Stored rows>
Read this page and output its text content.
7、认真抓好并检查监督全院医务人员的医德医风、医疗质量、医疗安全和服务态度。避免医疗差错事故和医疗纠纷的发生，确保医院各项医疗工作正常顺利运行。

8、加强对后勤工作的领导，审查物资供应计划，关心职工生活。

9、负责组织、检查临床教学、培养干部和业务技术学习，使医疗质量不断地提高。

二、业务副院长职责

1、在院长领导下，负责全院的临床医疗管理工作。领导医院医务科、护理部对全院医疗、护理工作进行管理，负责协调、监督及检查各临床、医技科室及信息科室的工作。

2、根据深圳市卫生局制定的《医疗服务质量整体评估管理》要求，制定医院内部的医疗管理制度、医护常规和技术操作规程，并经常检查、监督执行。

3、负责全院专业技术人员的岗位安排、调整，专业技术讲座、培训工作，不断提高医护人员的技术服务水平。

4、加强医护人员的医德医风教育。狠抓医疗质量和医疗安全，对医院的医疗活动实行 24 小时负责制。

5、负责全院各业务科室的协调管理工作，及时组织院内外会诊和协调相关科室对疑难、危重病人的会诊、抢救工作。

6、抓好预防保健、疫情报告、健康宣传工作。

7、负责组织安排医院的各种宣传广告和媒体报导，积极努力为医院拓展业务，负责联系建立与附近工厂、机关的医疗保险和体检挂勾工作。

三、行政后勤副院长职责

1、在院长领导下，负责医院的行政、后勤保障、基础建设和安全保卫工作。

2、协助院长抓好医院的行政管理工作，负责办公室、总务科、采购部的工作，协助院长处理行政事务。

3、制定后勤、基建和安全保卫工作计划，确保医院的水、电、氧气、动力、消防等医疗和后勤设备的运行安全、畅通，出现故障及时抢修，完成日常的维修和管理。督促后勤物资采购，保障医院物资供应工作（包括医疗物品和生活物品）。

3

What you will do> Copy out the material word for word and line for line.

Task result>
Read this page and output its text content.
7、认真抓好并检查监督全院医务人员的医德医风、医疗质量、医疗安全和服务态度。避免医疗差错事故和医疗纠纷的发生，确保医院各项医疗工作正常顺利运行。

8、加强对后勤工作的领导，审查物资供应计划，关心职工生活。

9、负责组织、检查临床教学、培养干部和业务技术学习，使医疗质量不断地提高。

二、业务副院长职责

1、在院长领导下，负责全院的临床医疗管理工作。领导医院医务科、护理部对全院医疗、护理工作进行管理，负责协调、监督及检查各临床、医技科室及信息科室的工作。

2、根据深圳市卫生局制定的《医疗服务质量整体评估管理》要求，制定医院内部的医疗管理制度、医护常规和技术操作规程，并经常检查、监督执行。

3、负责全院专业技术人员的岗位安排、调整，专业技术讲座、培训工作，不断提高医护人员的技术服务水平。

4、加强医护人员的医德医风教育。狠抓医疗质量和医疗安全，对医院的医疗活动实行 24 小时负责制。

5、负责全院各业务科室的协调管理工作，及时组织院内外会诊和协调相关科室对疑难、危重病人的会诊、抢救工作。

6、抓好预防保健、疫情报告、健康宣传工作。

7、负责组织安排医院的各种宣传广告和媒体报导，积极努力为医院拓展业务，负责联系建立与附近工厂、机关的医疗保险和体检挂勾工作。

三、行政后勤副院长职责

1、在院长领导下，负责医院的行政、后勤保障、基础建设和安全保卫工作。

2、协助院长抓好医院的行政管理工作，负责办公室、总务科、采购部的工作，协助院长处理行政事务。

3、制定后勤、基建和安全保卫工作计划，确保医院的水、电、氧气、动力、消防等医疗和后勤设备的运行安全、畅通，出现故障及时抢修，完成日常的维修和管理。督促后勤物资采购，保障医院物资供应工作（包括医疗物品和生活物品）。

3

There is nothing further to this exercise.